§ **INSTRUCTION**:
Pick out each line of the records that includes the string "image", and copy it.
___ DATASET RECORDS
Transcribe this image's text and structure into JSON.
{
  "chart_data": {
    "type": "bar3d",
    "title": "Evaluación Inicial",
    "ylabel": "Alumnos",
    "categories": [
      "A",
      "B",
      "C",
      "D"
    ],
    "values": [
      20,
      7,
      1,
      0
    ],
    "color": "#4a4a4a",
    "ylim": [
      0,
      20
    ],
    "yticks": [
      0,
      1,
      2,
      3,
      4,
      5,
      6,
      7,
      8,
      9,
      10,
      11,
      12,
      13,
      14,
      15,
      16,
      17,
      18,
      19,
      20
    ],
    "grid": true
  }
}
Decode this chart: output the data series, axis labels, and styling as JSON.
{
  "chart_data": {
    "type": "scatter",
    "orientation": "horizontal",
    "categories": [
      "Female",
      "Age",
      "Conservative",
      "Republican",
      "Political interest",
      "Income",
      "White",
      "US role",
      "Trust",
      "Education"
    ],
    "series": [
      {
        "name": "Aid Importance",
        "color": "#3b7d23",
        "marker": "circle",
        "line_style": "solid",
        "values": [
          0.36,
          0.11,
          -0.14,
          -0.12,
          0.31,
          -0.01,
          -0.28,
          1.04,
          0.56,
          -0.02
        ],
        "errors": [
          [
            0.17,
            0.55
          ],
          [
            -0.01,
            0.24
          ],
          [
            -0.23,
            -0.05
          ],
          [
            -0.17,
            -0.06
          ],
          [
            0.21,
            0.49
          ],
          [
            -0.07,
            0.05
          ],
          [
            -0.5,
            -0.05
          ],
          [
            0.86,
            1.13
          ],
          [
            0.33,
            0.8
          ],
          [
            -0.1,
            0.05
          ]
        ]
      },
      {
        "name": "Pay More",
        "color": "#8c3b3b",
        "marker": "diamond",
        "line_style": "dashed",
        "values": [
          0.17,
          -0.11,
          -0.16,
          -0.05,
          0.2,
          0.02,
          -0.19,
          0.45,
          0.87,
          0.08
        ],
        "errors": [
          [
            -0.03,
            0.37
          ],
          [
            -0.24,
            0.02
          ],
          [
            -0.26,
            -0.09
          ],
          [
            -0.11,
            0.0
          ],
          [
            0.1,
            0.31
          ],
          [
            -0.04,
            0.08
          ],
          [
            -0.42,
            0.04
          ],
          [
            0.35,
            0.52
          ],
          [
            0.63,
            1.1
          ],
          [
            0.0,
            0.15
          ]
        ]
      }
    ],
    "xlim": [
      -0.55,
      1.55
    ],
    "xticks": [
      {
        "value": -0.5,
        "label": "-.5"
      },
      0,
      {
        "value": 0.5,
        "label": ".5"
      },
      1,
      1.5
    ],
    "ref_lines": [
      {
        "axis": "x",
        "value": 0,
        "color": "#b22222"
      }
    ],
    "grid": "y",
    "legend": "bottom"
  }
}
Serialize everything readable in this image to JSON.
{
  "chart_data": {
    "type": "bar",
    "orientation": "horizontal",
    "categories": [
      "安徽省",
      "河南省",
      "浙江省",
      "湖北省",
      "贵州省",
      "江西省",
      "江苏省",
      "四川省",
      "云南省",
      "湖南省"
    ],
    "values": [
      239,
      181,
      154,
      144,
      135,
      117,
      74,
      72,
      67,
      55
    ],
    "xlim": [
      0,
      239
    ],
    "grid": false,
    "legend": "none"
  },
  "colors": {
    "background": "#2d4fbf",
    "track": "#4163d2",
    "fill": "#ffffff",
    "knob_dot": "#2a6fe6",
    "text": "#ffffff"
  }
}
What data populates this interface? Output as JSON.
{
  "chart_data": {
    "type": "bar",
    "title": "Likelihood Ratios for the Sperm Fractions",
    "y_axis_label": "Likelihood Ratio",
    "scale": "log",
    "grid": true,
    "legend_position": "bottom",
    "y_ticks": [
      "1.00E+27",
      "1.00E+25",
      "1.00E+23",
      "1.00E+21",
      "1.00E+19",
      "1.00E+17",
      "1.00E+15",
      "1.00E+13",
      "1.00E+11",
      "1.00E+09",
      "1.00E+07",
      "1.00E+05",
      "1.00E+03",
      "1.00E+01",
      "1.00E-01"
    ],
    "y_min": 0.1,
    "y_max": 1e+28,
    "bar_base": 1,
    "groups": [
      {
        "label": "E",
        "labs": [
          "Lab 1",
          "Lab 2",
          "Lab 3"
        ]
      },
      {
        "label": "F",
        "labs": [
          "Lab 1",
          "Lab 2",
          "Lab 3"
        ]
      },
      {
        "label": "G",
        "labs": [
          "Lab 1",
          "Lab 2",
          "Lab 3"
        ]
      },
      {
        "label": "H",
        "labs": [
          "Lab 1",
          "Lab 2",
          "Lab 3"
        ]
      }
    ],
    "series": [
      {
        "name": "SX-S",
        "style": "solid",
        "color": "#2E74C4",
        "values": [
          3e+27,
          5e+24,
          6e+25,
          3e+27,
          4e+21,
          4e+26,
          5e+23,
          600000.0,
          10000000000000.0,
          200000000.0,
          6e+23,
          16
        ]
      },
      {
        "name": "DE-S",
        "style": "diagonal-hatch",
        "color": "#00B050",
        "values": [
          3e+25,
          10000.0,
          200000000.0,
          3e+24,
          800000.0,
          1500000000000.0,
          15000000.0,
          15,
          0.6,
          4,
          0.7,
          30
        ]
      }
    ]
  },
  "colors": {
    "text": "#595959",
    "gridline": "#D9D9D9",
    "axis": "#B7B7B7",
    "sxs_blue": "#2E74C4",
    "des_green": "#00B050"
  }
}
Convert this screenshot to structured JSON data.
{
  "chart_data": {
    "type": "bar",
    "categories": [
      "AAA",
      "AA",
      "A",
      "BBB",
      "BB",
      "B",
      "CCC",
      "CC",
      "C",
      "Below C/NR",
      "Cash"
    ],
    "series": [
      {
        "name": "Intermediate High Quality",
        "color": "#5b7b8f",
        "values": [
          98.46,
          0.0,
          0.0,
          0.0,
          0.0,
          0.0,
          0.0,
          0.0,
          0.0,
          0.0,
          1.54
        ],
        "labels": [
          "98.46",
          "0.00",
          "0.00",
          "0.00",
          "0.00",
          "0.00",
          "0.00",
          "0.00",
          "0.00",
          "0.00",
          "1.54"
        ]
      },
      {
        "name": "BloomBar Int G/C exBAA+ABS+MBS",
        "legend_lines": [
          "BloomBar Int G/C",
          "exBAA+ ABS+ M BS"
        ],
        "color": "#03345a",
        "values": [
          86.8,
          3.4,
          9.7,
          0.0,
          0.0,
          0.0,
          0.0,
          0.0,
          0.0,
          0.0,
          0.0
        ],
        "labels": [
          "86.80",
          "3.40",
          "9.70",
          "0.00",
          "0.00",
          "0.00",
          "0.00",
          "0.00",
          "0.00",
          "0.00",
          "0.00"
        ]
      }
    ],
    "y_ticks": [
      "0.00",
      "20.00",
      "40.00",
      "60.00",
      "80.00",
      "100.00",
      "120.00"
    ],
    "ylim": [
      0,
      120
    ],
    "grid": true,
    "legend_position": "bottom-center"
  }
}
______
§ **THE ANSWER**:
Transcribe this image's text and structure into JSON.
Serialize everything readable in this image to JSON.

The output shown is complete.